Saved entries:
------------------------------

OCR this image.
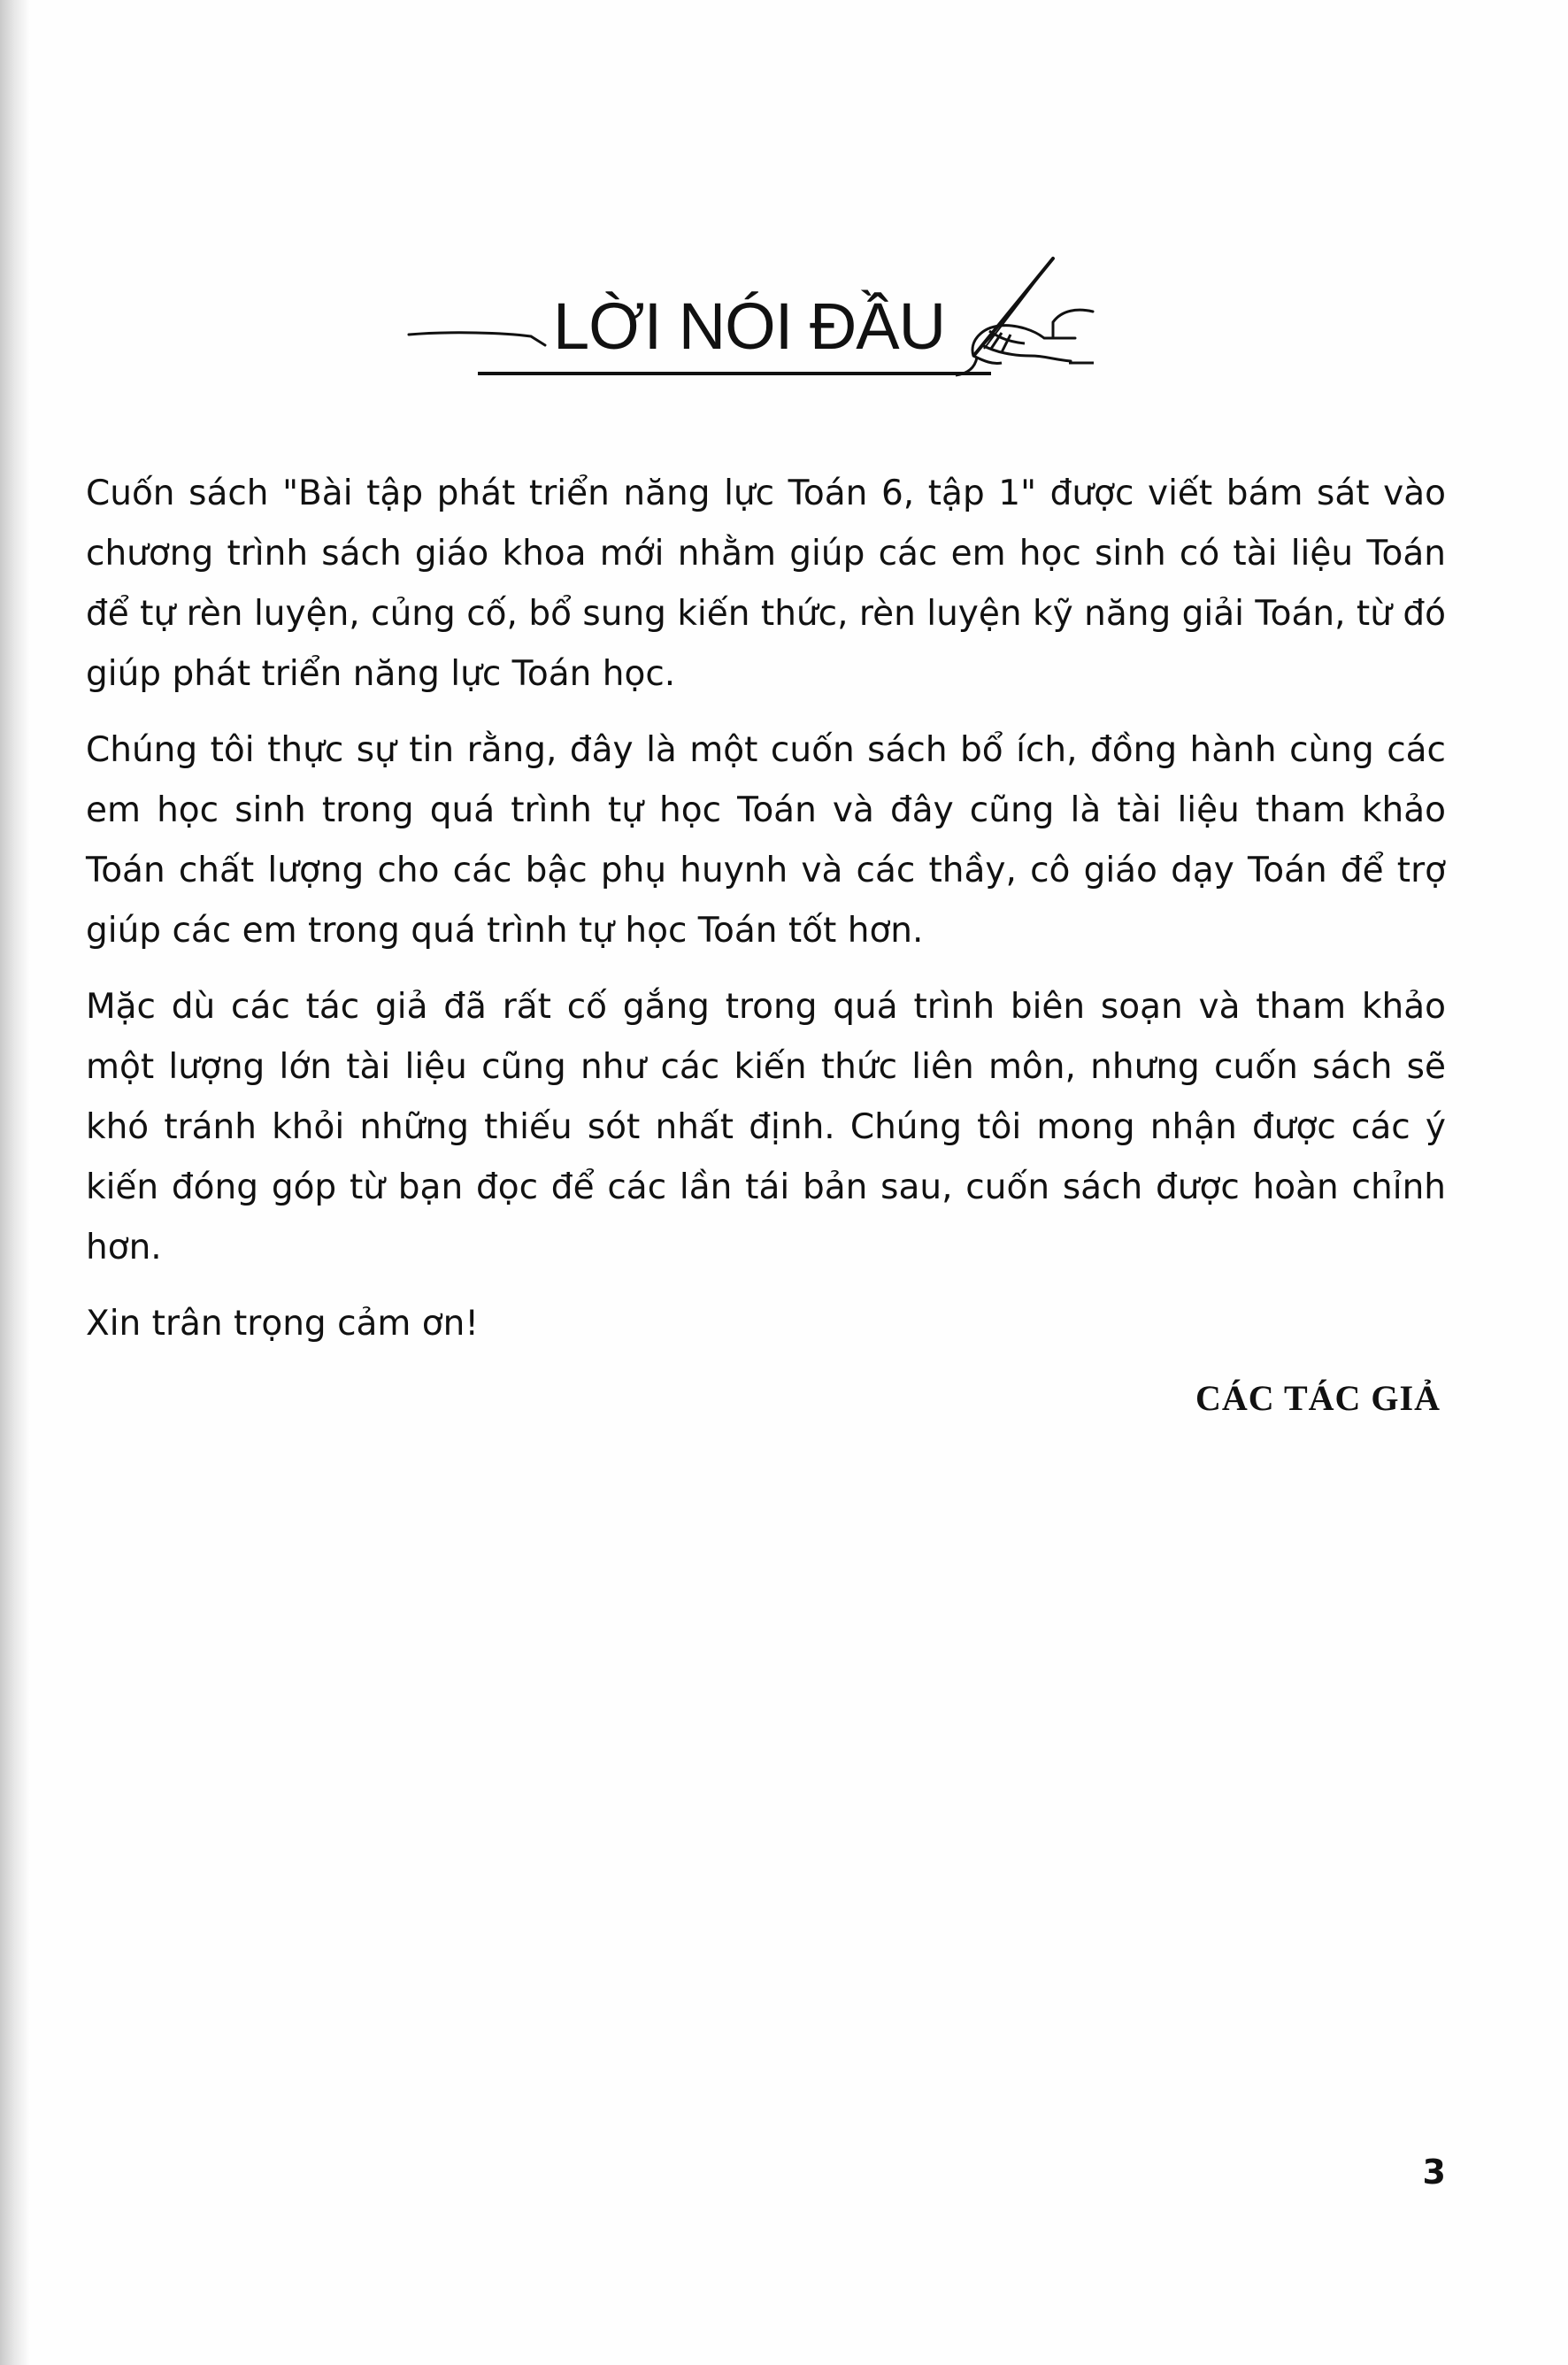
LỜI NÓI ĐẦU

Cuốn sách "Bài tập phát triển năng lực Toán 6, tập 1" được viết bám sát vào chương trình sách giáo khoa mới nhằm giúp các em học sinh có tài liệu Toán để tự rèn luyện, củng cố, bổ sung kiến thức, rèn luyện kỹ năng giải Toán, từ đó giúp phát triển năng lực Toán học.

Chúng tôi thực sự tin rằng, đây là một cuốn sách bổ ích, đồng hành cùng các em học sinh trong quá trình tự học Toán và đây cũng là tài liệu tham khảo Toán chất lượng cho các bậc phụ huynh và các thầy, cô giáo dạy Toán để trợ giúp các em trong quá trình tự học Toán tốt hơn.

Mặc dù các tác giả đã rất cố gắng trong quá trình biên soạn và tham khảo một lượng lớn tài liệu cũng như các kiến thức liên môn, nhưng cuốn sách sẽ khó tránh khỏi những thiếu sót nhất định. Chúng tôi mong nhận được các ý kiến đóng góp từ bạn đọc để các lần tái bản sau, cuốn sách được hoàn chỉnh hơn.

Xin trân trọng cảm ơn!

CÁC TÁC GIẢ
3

------------------------------

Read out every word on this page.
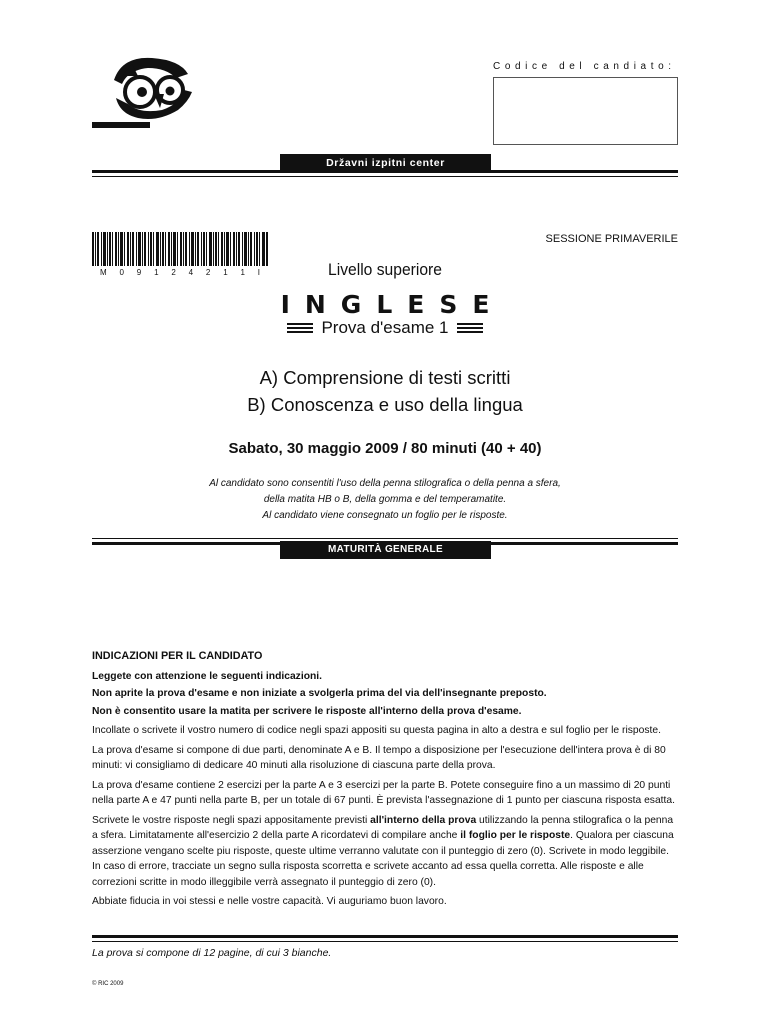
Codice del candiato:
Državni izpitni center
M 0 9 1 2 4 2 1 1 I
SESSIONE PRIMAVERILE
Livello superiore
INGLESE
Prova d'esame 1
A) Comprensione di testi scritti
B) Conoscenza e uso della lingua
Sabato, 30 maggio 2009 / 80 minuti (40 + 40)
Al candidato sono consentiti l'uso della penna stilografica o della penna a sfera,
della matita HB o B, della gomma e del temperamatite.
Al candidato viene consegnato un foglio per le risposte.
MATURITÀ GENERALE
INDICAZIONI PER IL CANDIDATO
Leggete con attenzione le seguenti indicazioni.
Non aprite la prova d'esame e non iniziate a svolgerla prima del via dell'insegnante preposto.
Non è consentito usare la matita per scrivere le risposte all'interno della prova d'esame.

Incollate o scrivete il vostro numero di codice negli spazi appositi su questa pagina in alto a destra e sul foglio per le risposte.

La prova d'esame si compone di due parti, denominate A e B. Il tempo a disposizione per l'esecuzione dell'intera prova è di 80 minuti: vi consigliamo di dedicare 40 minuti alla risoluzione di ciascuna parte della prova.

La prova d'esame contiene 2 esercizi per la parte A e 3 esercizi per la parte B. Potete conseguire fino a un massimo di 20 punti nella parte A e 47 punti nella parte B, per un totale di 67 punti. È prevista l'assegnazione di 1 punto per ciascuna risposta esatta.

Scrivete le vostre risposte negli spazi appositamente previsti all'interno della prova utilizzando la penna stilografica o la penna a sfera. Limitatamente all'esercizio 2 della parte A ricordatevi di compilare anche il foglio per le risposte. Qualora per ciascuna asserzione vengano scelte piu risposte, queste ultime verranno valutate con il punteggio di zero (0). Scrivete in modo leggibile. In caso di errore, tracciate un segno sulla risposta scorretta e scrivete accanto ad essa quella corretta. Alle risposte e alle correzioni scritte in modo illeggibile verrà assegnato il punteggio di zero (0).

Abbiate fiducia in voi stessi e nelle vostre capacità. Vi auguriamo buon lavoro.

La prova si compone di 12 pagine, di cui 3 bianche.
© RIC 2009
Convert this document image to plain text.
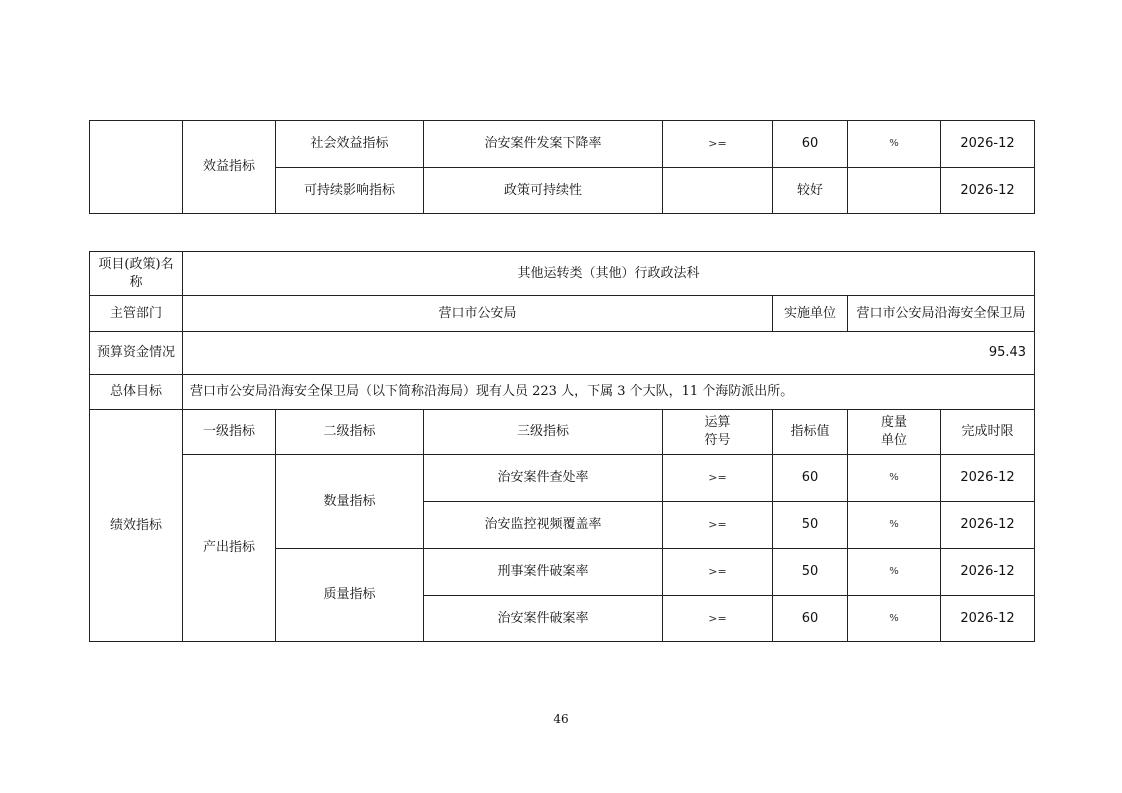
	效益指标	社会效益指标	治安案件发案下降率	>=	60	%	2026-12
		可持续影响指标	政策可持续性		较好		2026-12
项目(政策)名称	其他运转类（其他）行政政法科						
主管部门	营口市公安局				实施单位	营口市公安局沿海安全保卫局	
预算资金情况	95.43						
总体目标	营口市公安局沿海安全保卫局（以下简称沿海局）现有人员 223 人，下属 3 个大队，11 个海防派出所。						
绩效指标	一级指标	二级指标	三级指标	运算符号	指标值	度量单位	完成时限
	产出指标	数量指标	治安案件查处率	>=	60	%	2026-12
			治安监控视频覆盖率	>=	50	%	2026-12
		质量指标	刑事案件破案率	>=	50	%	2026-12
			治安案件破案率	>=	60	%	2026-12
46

------------------------------

GIVEN EXERCISE: Identify every line above with the string "matita" in it. Copy those lines.

REPLY:
della matita HB o B, della gomma e del temperamatite.
Non è consentito usare la matita per scrivere le risposte all'interno della prova d'esame.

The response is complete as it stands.